> [AUSGEWÄHLTER TEXTAUSZUG]:
********
Projektbeschreibung
Kontext
Die häusliche Pflege durch fast ausschließlich weibliche Live-Ins aus Mittel- und Osteuropa macht Schätzungen zufolge ein Viertel der bezahlten Pflegearbeit in Deutschland aus. Von Live-Ins wird oftmals erwartet, dass sie immer zur Verfügung stehen, sodass sie sich in quasi permanentem Bereitschaftsdienst befinden. Das zentrale Problem dieser Erwerbsarbeit bilden damit die umfangreichen Arbeitszeiten, wodurch die gesetzlich zulässige Höchstarbeitszeit überschritten wird.
Wenngleich ein Großteil der Arbeit in irregulärer Beschäftigung erfolgt, kommt den Vermittlungsagenturen auf dem Markt der Live-In-Pflege eine grundlegende Rolle zu. Einige Agenturen haben sich auf dem Markt besonders hervorgetan. Sie formulieren Kritik an der mangelnden Regulierung des Marktes und prägen diesen durch ihre Größe oder politische Lobbyarbeit. Das Forschungsprojekt hat diese „Pioniere“ und ihre freiwilligen Maßnahmen in Hinblick auf ihr Potenzial zur Reduktion der Arbeitszeit untersucht.
Fragestellung
Ziel des Projekts war eine Untersuchung der Organisation von Arbeitszeit in der Live-In-Pflege sowie die Entwicklung politischer Handlungsempfehlungen.
Hierzu wurden die folgenden Fragestellungen adressiert:
- Wie wird die Live-In-Pflege in den Arbeitsverträgen und durch Maßnahmen zur zeitlichen Entlastung von den Agenturen gestaltet?
- Welche Formen der Bedarfserhebung erfolgen vor Arbeitsantritt? Inwieweit gibt es eine Entlastung der Live-In durch einen Pflegemix? (Wie) reagieren die Agenturen bei Überschreitung der vertraglichen Arbeitszeit?
- Welches Potenzial bietet digitale Technologie zur Reduktion von Arbeitszeit?
- Welche Gestaltungsvorschläge zur Live-In-Pflege werden in sozialpolitischen und rechtswissenschaftlichen Fachdebatten diskutiert? Welche Prinzipien lassen sich aus Rechtsanalyse und -vergleichung entnehmen?
********
> [DATENBLOCK]:
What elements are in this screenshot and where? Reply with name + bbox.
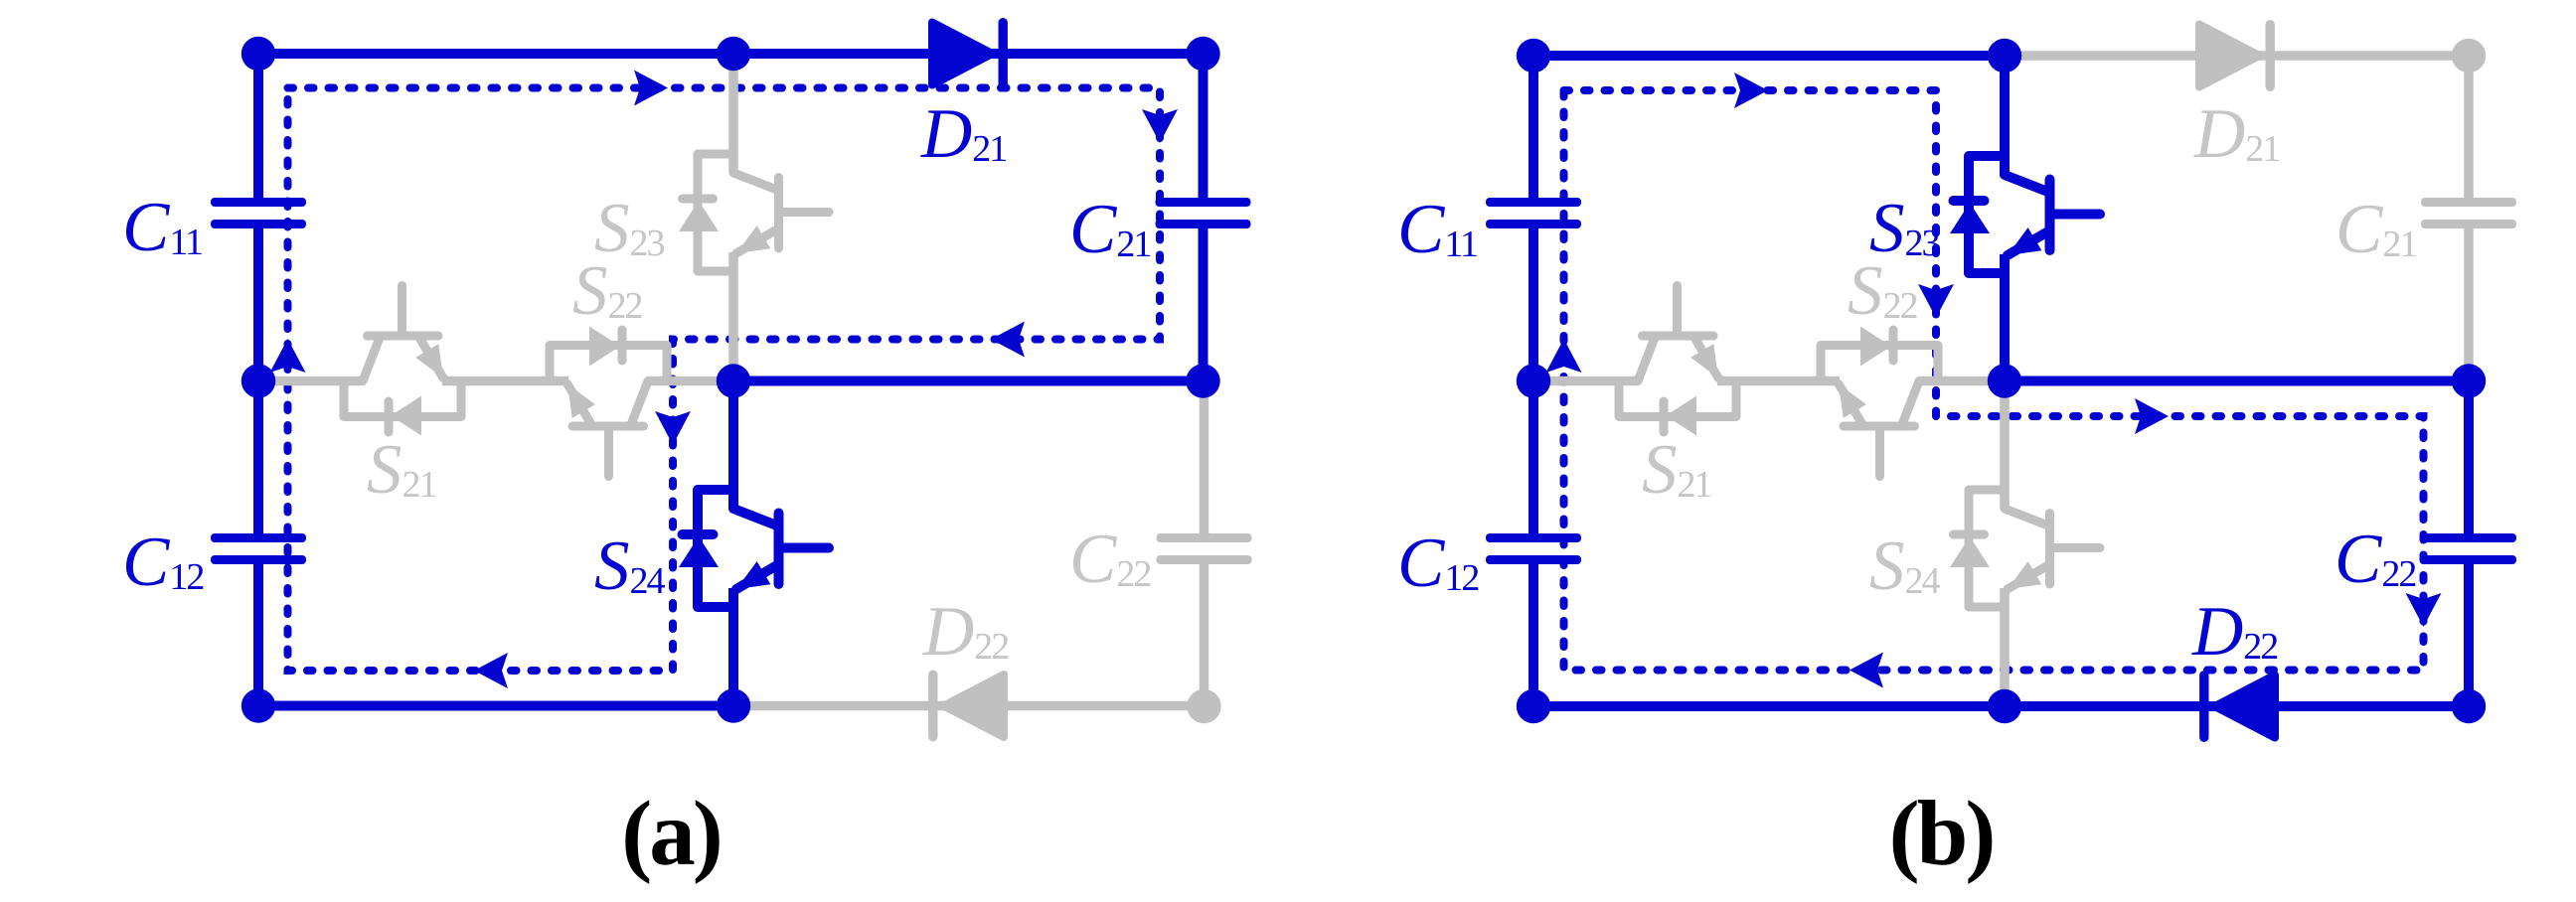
********
> [AUFGABE]: Wiederhole wörtlich den Teil aus dem Text über Live-In-Pflege, der mit den Worten „Hierzu wurden die“ anfängt und mit „den Agenturen gestaltet?“ aufhört.

> [LÖSUNG]:
Hierzu wurden die folgenden Fragestellungen adressiert:
- Wie wird die Live-In-Pflege in den Arbeitsverträgen und durch Maßnahmen zur zeitlichen Entlastung von den Agenturen gestaltet?